(Items from a data source)
• • • • • • •

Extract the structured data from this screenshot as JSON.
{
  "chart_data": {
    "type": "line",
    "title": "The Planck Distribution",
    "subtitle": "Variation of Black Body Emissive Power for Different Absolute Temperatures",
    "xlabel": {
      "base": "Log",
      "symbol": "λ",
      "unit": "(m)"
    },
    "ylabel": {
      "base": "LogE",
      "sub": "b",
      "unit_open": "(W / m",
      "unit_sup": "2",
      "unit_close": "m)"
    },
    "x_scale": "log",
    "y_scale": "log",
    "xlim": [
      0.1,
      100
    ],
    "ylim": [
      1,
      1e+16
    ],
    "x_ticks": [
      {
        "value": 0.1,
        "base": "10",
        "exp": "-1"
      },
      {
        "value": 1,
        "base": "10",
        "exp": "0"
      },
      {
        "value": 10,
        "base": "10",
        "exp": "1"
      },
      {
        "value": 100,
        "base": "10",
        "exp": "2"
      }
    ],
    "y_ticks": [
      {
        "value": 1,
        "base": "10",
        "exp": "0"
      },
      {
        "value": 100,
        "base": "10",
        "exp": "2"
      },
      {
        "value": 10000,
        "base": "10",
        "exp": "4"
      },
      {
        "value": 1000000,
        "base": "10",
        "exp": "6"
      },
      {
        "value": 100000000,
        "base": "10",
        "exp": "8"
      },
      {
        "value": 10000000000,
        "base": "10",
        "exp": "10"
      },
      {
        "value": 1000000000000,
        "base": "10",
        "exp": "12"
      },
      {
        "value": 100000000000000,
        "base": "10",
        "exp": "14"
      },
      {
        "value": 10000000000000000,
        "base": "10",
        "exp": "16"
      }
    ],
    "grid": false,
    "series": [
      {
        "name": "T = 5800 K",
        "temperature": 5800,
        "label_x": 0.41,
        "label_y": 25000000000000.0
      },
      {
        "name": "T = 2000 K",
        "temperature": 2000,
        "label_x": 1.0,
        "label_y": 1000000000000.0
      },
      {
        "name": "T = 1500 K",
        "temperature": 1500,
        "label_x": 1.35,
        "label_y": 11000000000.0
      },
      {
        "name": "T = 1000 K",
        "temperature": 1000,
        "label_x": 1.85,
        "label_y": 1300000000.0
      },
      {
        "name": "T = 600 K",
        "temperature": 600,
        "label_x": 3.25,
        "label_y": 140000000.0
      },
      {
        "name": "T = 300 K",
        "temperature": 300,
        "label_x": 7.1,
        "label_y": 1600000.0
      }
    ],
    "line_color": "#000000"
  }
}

• • • • • • •

▸ **SET TASK**
The records above should be repeated in full, exactly as given.

▸ **RESULT FOR THIS EXERCISE**
Extract the structured data from this screenshot as JSON.
{
  "chart_data": {
    "type": "line",
    "title": "The Planck Distribution",
    "subtitle": "Variation of Black Body Emissive Power for Different Absolute Temperatures",
    "xlabel": {
      "base": "Log",
      "symbol": "λ",
      "unit": "(m)"
    },
    "ylabel": {
      "base": "LogE",
      "sub": "b",
      "unit_open": "(W / m",
      "unit_sup": "2",
      "unit_close": "m)"
    },
    "x_scale": "log",
    "y_scale": "log",
    "xlim": [
      0.1,
      100
    ],
    "ylim": [
      1,
      1e+16
    ],
    "x_ticks": [
      {
        "value": 0.1,
        "base": "10",
        "exp": "-1"
      },
      {
        "value": 1,
        "base": "10",
        "exp": "0"
      },
      {
        "value": 10,
        "base": "10",
        "exp": "1"
      },
      {
        "value": 100,
        "base": "10",
        "exp": "2"
      }
    ],
    "y_ticks": [
      {
        "value": 1,
        "base": "10",
        "exp": "0"
      },
      {
        "value": 100,
        "base": "10",
        "exp": "2"
      },
      {
        "value": 10000,
        "base": "10",
        "exp": "4"
      },
      {
        "value": 1000000,
        "base": "10",
        "exp": "6"
      },
      {
        "value": 100000000,
        "base": "10",
        "exp": "8"
      },
      {
        "value": 10000000000,
        "base": "10",
        "exp": "10"
      },
      {
        "value": 1000000000000,
        "base": "10",
        "exp": "12"
      },
      {
        "value": 100000000000000,
        "base": "10",
        "exp": "14"
      },
      {
        "value": 10000000000000000,
        "base": "10",
        "exp": "16"
      }
    ],
    "grid": false,
    "series": [
      {
        "name": "T = 5800 K",
        "temperature": 5800,
        "label_x": 0.41,
        "label_y": 25000000000000.0
      },
      {
        "name": "T = 2000 K",
        "temperature": 2000,
        "label_x": 1.0,
        "label_y": 1000000000000.0
      },
      {
        "name": "T = 1500 K",
        "temperature": 1500,
        "label_x": 1.35,
        "label_y": 11000000000.0
      },
      {
        "name": "T = 1000 K",
        "temperature": 1000,
        "label_x": 1.85,
        "label_y": 1300000000.0
      },
      {
        "name": "T = 600 K",
        "temperature": 600,
        "label_x": 3.25,
        "label_y": 140000000.0
      },
      {
        "name": "T = 300 K",
        "temperature": 300,
        "label_x": 7.1,
        "label_y": 1600000.0
      }
    ],
    "line_color": "#000000"
  }
}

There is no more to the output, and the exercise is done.